■ Written instruction ■
Copy every entry exactly.

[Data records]
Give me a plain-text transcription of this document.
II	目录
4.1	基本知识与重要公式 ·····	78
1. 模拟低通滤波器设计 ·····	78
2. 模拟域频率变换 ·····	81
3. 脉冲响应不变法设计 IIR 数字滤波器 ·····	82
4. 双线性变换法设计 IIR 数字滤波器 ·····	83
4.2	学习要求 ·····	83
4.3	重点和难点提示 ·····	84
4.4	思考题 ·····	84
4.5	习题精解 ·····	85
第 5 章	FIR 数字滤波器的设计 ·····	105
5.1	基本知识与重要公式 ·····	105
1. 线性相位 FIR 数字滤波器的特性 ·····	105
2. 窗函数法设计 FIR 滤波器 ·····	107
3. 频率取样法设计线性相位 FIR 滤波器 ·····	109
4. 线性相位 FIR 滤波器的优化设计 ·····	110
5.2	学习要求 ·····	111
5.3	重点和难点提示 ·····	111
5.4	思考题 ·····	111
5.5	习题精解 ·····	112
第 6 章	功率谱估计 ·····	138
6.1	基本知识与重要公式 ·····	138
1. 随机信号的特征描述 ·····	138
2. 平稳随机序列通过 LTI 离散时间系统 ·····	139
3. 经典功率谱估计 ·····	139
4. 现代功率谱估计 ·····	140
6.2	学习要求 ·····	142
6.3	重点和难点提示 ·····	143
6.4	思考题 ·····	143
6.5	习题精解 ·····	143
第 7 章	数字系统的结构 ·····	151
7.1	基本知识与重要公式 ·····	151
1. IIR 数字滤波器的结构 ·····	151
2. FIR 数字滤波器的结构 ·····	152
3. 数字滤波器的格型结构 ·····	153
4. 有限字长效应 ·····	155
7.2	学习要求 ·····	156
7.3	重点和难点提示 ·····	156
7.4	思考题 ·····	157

■ Finished answer ■
Give me a plain-text transcription of this document.
II	目录
4.1	基本知识与重要公式 ·····	78
1. 模拟低通滤波器设计 ·····	78
2. 模拟域频率变换 ·····	81
3. 脉冲响应不变法设计 IIR 数字滤波器 ·····	82
4. 双线性变换法设计 IIR 数字滤波器 ·····	83
4.2	学习要求 ·····	83
4.3	重点和难点提示 ·····	84
4.4	思考题 ·····	84
4.5	习题精解 ·····	85
第 5 章	FIR 数字滤波器的设计 ·····	105
5.1	基本知识与重要公式 ·····	105
1. 线性相位 FIR 数字滤波器的特性 ·····	105
2. 窗函数法设计 FIR 滤波器 ·····	107
3. 频率取样法设计线性相位 FIR 滤波器 ·····	109
4. 线性相位 FIR 滤波器的优化设计 ·····	110
5.2	学习要求 ·····	111
5.3	重点和难点提示 ·····	111
5.4	思考题 ·····	111
5.5	习题精解 ·····	112
第 6 章	功率谱估计 ·····	138
6.1	基本知识与重要公式 ·····	138
1. 随机信号的特征描述 ·····	138
2. 平稳随机序列通过 LTI 离散时间系统 ·····	139
3. 经典功率谱估计 ·····	139
4. 现代功率谱估计 ·····	140
6.2	学习要求 ·····	142
6.3	重点和难点提示 ·····	143
6.4	思考题 ·····	143
6.5	习题精解 ·····	143
第 7 章	数字系统的结构 ·····	151
7.1	基本知识与重要公式 ·····	151
1. IIR 数字滤波器的结构 ·····	151
2. FIR 数字滤波器的结构 ·····	152
3. 数字滤波器的格型结构 ·····	153
4. 有限字长效应 ·····	155
7.2	学习要求 ·····	156
7.3	重点和难点提示 ·····	156
7.4	思考题 ·····	157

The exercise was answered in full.